**Task to complete:** Give an exact transcription of every line, dropping the images.

**Input records:**
▶

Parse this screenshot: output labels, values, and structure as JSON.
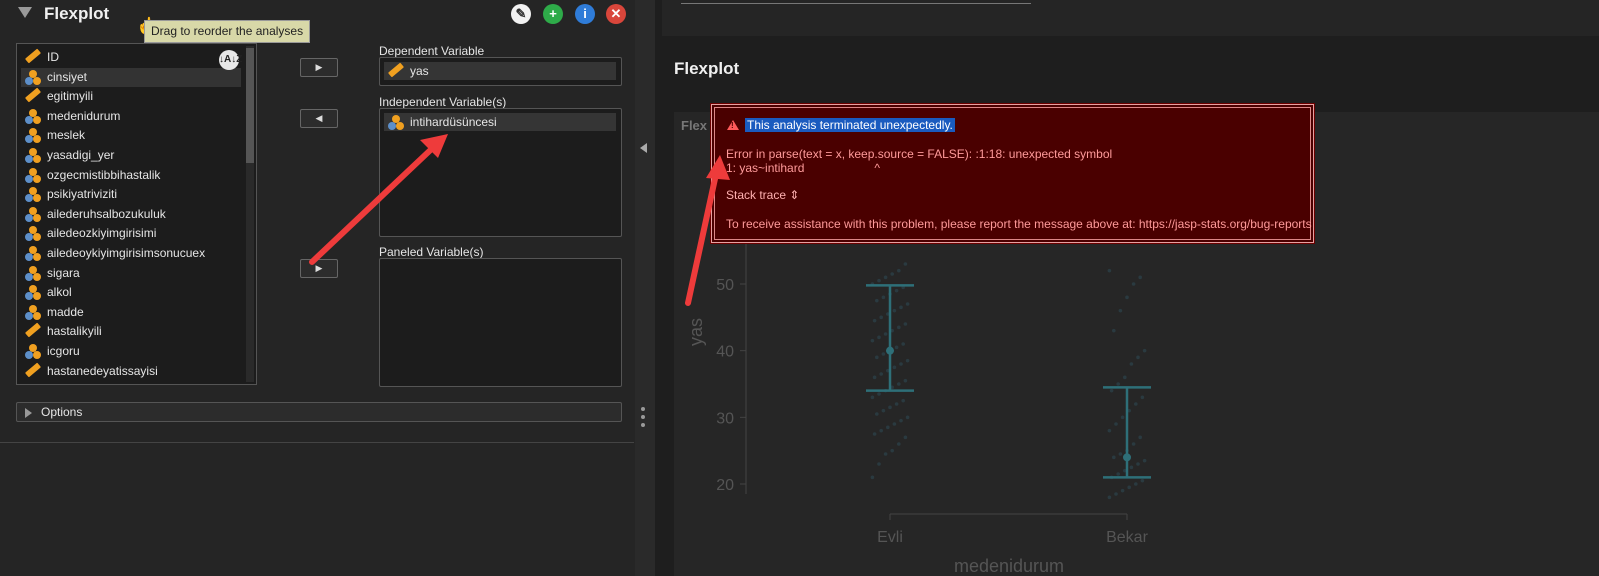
{
  "analysis": {
    "title": "Flexplot",
    "tooltip": "Drag to reorder the analyses",
    "buttons": {
      "edit": "✎",
      "add": "+",
      "info": "i",
      "close": "✕"
    }
  },
  "variables": [
    {
      "name": "ID",
      "type": "scale"
    },
    {
      "name": "cinsiyet",
      "type": "nominal"
    },
    {
      "name": "egitimyili",
      "type": "scale"
    },
    {
      "name": "medenidurum",
      "type": "nominal"
    },
    {
      "name": "meslek",
      "type": "nominal"
    },
    {
      "name": "yasadigi_yer",
      "type": "nominal"
    },
    {
      "name": "ozgecmistibbihastalik",
      "type": "nominal"
    },
    {
      "name": "psikiyatriviziti",
      "type": "nominal"
    },
    {
      "name": "ailederuhsalbozukuluk",
      "type": "nominal"
    },
    {
      "name": "ailedeozkiyimgirisimi",
      "type": "nominal"
    },
    {
      "name": "ailedeoykiyimgirisimsonucuex",
      "type": "nominal"
    },
    {
      "name": "sigara",
      "type": "nominal"
    },
    {
      "name": "alkol",
      "type": "nominal"
    },
    {
      "name": "madde",
      "type": "nominal"
    },
    {
      "name": "hastalikyili",
      "type": "scale"
    },
    {
      "name": "icgoru",
      "type": "nominal"
    },
    {
      "name": "hastanedeyatissayisi",
      "type": "scale"
    }
  ],
  "sort_label": "↓A↓Z",
  "dependent": {
    "label": "Dependent Variable",
    "value": "yas"
  },
  "independent": {
    "label": "Independent Variable(s)",
    "value": "intihardüsüncesi"
  },
  "paneled": {
    "label": "Paneled Variable(s)"
  },
  "options_label": "Options",
  "move_buttons": {
    "right": "▶",
    "left": "◀",
    "right2": "▶"
  },
  "results": {
    "title": "Flexplot",
    "plot_subtitle": "Flex"
  },
  "error": {
    "headline": "This analysis terminated unexpectedly.",
    "line1": "Error in parse(text = x, keep.source = FALSE): :1:18: unexpected symbol",
    "line2": "1: yas~intihard                     ^",
    "stack_trace": "Stack trace ⇕",
    "assist": "To receive assistance with this problem, please report the message above at: https://jasp-stats.org/bug-reports"
  },
  "chart_data": {
    "type": "scatter",
    "ylabel": "yas",
    "xlabel": "medenidurum",
    "categories": [
      "Evli",
      "Bekar"
    ],
    "y_ticks": [
      20,
      30,
      40,
      50
    ],
    "ylim": [
      16,
      66
    ],
    "summary": [
      {
        "category": "Evli",
        "center": 40,
        "lower": 34,
        "upper": 49.8
      },
      {
        "category": "Bekar",
        "center": 24,
        "lower": 21,
        "upper": 34.5
      }
    ],
    "points": {
      "Evli": [
        21,
        23,
        24.5,
        25,
        26,
        27,
        27.5,
        28,
        28.5,
        29,
        29.5,
        30,
        30.5,
        31,
        31.5,
        32,
        32.5,
        33,
        33.5,
        34,
        34.5,
        35,
        35.5,
        36,
        36.5,
        37,
        37.5,
        38,
        38.5,
        39,
        39.5,
        40,
        40.5,
        41,
        41.5,
        42,
        42.5,
        43,
        43.5,
        44,
        44.5,
        45,
        45.5,
        46,
        46.5,
        47,
        47.5,
        48,
        48.5,
        49,
        49.5,
        50,
        50.5,
        51,
        51.5,
        52,
        53
      ],
      "Bekar": [
        18,
        18.5,
        19,
        19.5,
        20,
        20.5,
        21,
        21.5,
        22,
        22.5,
        23,
        23.5,
        24,
        24.5,
        25,
        26,
        27,
        28,
        29,
        30,
        31,
        32,
        33,
        34,
        35,
        36,
        38,
        39,
        40,
        43,
        46,
        48,
        50,
        51,
        52
      ]
    },
    "colors": {
      "points": "#2a3a40",
      "bars": "#2e6f78",
      "axis": "#444"
    }
  }
}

◀

**Expected answer:**
Parse this screenshot: output labels, values, and structure as JSON.
{
  "analysis": {
    "title": "Flexplot",
    "tooltip": "Drag to reorder the analyses",
    "buttons": {
      "edit": "✎",
      "add": "+",
      "info": "i",
      "close": "✕"
    }
  },
  "variables": [
    {
      "name": "ID",
      "type": "scale"
    },
    {
      "name": "cinsiyet",
      "type": "nominal"
    },
    {
      "name": "egitimyili",
      "type": "scale"
    },
    {
      "name": "medenidurum",
      "type": "nominal"
    },
    {
      "name": "meslek",
      "type": "nominal"
    },
    {
      "name": "yasadigi_yer",
      "type": "nominal"
    },
    {
      "name": "ozgecmistibbihastalik",
      "type": "nominal"
    },
    {
      "name": "psikiyatriviziti",
      "type": "nominal"
    },
    {
      "name": "ailederuhsalbozukuluk",
      "type": "nominal"
    },
    {
      "name": "ailedeozkiyimgirisimi",
      "type": "nominal"
    },
    {
      "name": "ailedeoykiyimgirisimsonucuex",
      "type": "nominal"
    },
    {
      "name": "sigara",
      "type": "nominal"
    },
    {
      "name": "alkol",
      "type": "nominal"
    },
    {
      "name": "madde",
      "type": "nominal"
    },
    {
      "name": "hastalikyili",
      "type": "scale"
    },
    {
      "name": "icgoru",
      "type": "nominal"
    },
    {
      "name": "hastanedeyatissayisi",
      "type": "scale"
    }
  ],
  "sort_label": "↓A↓Z",
  "dependent": {
    "label": "Dependent Variable",
    "value": "yas"
  },
  "independent": {
    "label": "Independent Variable(s)",
    "value": "intihardüsüncesi"
  },
  "paneled": {
    "label": "Paneled Variable(s)"
  },
  "options_label": "Options",
  "move_buttons": {
    "right": "▶",
    "left": "◀",
    "right2": "▶"
  },
  "results": {
    "title": "Flexplot",
    "plot_subtitle": "Flex"
  },
  "error": {
    "headline": "This analysis terminated unexpectedly.",
    "line1": "Error in parse(text = x, keep.source = FALSE): :1:18: unexpected symbol",
    "line2": "1: yas~intihard                     ^",
    "stack_trace": "Stack trace ⇕",
    "assist": "To receive assistance with this problem, please report the message above at: https://jasp-stats.org/bug-reports"
  },
  "chart_data": {
    "type": "scatter",
    "ylabel": "yas",
    "xlabel": "medenidurum",
    "categories": [
      "Evli",
      "Bekar"
    ],
    "y_ticks": [
      20,
      30,
      40,
      50
    ],
    "ylim": [
      16,
      66
    ],
    "summary": [
      {
        "category": "Evli",
        "center": 40,
        "lower": 34,
        "upper": 49.8
      },
      {
        "category": "Bekar",
        "center": 24,
        "lower": 21,
        "upper": 34.5
      }
    ],
    "points": {
      "Evli": [
        21,
        23,
        24.5,
        25,
        26,
        27,
        27.5,
        28,
        28.5,
        29,
        29.5,
        30,
        30.5,
        31,
        31.5,
        32,
        32.5,
        33,
        33.5,
        34,
        34.5,
        35,
        35.5,
        36,
        36.5,
        37,
        37.5,
        38,
        38.5,
        39,
        39.5,
        40,
        40.5,
        41,
        41.5,
        42,
        42.5,
        43,
        43.5,
        44,
        44.5,
        45,
        45.5,
        46,
        46.5,
        47,
        47.5,
        48,
        48.5,
        49,
        49.5,
        50,
        50.5,
        51,
        51.5,
        52,
        53
      ],
      "Bekar": [
        18,
        18.5,
        19,
        19.5,
        20,
        20.5,
        21,
        21.5,
        22,
        22.5,
        23,
        23.5,
        24,
        24.5,
        25,
        26,
        27,
        28,
        29,
        30,
        31,
        32,
        33,
        34,
        35,
        36,
        38,
        39,
        40,
        43,
        46,
        48,
        50,
        51,
        52
      ]
    },
    "colors": {
      "points": "#2a3a40",
      "bars": "#2e6f78",
      "axis": "#444"
    }
  }
}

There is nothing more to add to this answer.